Return the records that follow, matching each one exactly.

☆ ☆ ☆

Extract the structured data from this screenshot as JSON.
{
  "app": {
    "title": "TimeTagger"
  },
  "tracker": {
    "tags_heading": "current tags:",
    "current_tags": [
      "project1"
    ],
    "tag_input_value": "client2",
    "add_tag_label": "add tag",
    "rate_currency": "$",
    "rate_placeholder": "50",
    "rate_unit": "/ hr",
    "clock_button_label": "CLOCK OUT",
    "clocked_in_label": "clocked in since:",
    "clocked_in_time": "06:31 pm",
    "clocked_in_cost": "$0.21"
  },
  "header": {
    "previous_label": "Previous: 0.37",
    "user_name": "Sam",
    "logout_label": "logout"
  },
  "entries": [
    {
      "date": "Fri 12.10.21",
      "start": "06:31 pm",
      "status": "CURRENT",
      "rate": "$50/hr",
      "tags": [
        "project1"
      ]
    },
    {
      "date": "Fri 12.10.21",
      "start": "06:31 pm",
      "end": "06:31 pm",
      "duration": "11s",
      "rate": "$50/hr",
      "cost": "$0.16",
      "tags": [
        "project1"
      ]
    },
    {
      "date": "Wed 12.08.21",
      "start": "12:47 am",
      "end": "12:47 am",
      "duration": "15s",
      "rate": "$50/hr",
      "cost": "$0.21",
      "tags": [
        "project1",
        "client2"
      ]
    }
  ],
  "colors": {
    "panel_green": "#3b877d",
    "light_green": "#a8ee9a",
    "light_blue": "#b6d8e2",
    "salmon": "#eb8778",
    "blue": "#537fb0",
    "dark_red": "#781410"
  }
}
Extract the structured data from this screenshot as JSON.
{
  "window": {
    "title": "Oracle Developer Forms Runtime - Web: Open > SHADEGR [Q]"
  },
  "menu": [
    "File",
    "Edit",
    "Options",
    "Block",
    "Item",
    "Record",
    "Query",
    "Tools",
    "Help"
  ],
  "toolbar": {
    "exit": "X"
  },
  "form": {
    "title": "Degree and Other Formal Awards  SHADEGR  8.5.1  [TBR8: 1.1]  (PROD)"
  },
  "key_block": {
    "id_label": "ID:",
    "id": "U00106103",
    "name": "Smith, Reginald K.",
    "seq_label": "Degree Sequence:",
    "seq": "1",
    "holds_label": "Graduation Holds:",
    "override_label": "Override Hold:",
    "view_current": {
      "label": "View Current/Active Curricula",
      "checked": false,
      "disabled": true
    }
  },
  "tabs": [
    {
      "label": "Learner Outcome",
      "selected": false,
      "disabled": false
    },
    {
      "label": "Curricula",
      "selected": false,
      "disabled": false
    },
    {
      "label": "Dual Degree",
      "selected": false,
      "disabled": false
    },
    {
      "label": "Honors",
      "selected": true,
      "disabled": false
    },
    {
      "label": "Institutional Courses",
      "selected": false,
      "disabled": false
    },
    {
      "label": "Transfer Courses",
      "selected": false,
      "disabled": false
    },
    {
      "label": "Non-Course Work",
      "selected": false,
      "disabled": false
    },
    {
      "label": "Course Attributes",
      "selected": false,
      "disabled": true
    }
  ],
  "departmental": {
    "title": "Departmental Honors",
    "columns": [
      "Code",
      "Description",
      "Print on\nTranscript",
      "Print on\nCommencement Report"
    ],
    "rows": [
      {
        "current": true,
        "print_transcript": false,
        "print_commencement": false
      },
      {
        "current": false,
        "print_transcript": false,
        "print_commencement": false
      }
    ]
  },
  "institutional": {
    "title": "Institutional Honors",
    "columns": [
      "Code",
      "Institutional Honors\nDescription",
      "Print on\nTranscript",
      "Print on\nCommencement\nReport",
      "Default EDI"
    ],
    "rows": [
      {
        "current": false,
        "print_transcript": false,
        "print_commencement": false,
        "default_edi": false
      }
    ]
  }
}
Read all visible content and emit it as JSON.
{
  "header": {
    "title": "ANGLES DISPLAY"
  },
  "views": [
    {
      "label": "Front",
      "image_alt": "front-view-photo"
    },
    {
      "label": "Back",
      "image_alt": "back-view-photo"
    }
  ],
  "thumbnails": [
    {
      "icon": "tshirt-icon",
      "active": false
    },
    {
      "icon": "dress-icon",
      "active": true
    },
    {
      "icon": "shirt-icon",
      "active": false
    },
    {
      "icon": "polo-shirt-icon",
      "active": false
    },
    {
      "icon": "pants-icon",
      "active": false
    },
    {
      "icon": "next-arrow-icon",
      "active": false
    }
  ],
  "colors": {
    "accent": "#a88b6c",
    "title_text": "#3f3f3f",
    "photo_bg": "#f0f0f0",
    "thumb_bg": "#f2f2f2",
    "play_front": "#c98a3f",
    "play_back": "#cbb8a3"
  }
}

☆ ☆ ☆

§ **Worked solution**
Extract the structured data from this screenshot as JSON.
{
  "app": {
    "title": "TimeTagger"
  },
  "tracker": {
    "tags_heading": "current tags:",
    "current_tags": [
      "project1"
    ],
    "tag_input_value": "client2",
    "add_tag_label": "add tag",
    "rate_currency": "$",
    "rate_placeholder": "50",
    "rate_unit": "/ hr",
    "clock_button_label": "CLOCK OUT",
    "clocked_in_label": "clocked in since:",
    "clocked_in_time": "06:31 pm",
    "clocked_in_cost": "$0.21"
  },
  "header": {
    "previous_label": "Previous: 0.37",
    "user_name": "Sam",
    "logout_label": "logout"
  },
  "entries": [
    {
      "date": "Fri 12.10.21",
      "start": "06:31 pm",
      "status": "CURRENT",
      "rate": "$50/hr",
      "tags": [
        "project1"
      ]
    },
    {
      "date": "Fri 12.10.21",
      "start": "06:31 pm",
      "end": "06:31 pm",
      "duration": "11s",
      "rate": "$50/hr",
      "cost": "$0.16",
      "tags": [
        "project1"
      ]
    },
    {
      "date": "Wed 12.08.21",
      "start": "12:47 am",
      "end": "12:47 am",
      "duration": "15s",
      "rate": "$50/hr",
      "cost": "$0.21",
      "tags": [
        "project1",
        "client2"
      ]
    }
  ],
  "colors": {
    "panel_green": "#3b877d",
    "light_green": "#a8ee9a",
    "light_blue": "#b6d8e2",
    "salmon": "#eb8778",
    "blue": "#537fb0",
    "dark_red": "#781410"
  }
}
Extract the structured data from this screenshot as JSON.
{
  "window": {
    "title": "Oracle Developer Forms Runtime - Web: Open > SHADEGR [Q]"
  },
  "menu": [
    "File",
    "Edit",
    "Options",
    "Block",
    "Item",
    "Record",
    "Query",
    "Tools",
    "Help"
  ],
  "toolbar": {
    "exit": "X"
  },
  "form": {
    "title": "Degree and Other Formal Awards  SHADEGR  8.5.1  [TBR8: 1.1]  (PROD)"
  },
  "key_block": {
    "id_label": "ID:",
    "id": "U00106103",
    "name": "Smith, Reginald K.",
    "seq_label": "Degree Sequence:",
    "seq": "1",
    "holds_label": "Graduation Holds:",
    "override_label": "Override Hold:",
    "view_current": {
      "label": "View Current/Active Curricula",
      "checked": false,
      "disabled": true
    }
  },
  "tabs": [
    {
      "label": "Learner Outcome",
      "selected": false,
      "disabled": false
    },
    {
      "label": "Curricula",
      "selected": false,
      "disabled": false
    },
    {
      "label": "Dual Degree",
      "selected": false,
      "disabled": false
    },
    {
      "label": "Honors",
      "selected": true,
      "disabled": false
    },
    {
      "label": "Institutional Courses",
      "selected": false,
      "disabled": false
    },
    {
      "label": "Transfer Courses",
      "selected": false,
      "disabled": false
    },
    {
      "label": "Non-Course Work",
      "selected": false,
      "disabled": false
    },
    {
      "label": "Course Attributes",
      "selected": false,
      "disabled": true
    }
  ],
  "departmental": {
    "title": "Departmental Honors",
    "columns": [
      "Code",
      "Description",
      "Print on\nTranscript",
      "Print on\nCommencement Report"
    ],
    "rows": [
      {
        "current": true,
        "print_transcript": false,
        "print_commencement": false
      },
      {
        "current": false,
        "print_transcript": false,
        "print_commencement": false
      }
    ]
  },
  "institutional": {
    "title": "Institutional Honors",
    "columns": [
      "Code",
      "Institutional Honors\nDescription",
      "Print on\nTranscript",
      "Print on\nCommencement\nReport",
      "Default EDI"
    ],
    "rows": [
      {
        "current": false,
        "print_transcript": false,
        "print_commencement": false,
        "default_edi": false
      }
    ]
  }
}
Read all visible content and emit it as JSON.
{
  "header": {
    "title": "ANGLES DISPLAY"
  },
  "views": [
    {
      "label": "Front",
      "image_alt": "front-view-photo"
    },
    {
      "label": "Back",
      "image_alt": "back-view-photo"
    }
  ],
  "thumbnails": [
    {
      "icon": "tshirt-icon",
      "active": false
    },
    {
      "icon": "dress-icon",
      "active": true
    },
    {
      "icon": "shirt-icon",
      "active": false
    },
    {
      "icon": "polo-shirt-icon",
      "active": false
    },
    {
      "icon": "pants-icon",
      "active": false
    },
    {
      "icon": "next-arrow-icon",
      "active": false
    }
  ],
  "colors": {
    "accent": "#a88b6c",
    "title_text": "#3f3f3f",
    "photo_bg": "#f0f0f0",
    "thumb_bg": "#f2f2f2",
    "play_front": "#c98a3f",
    "play_back": "#cbb8a3"
  }
}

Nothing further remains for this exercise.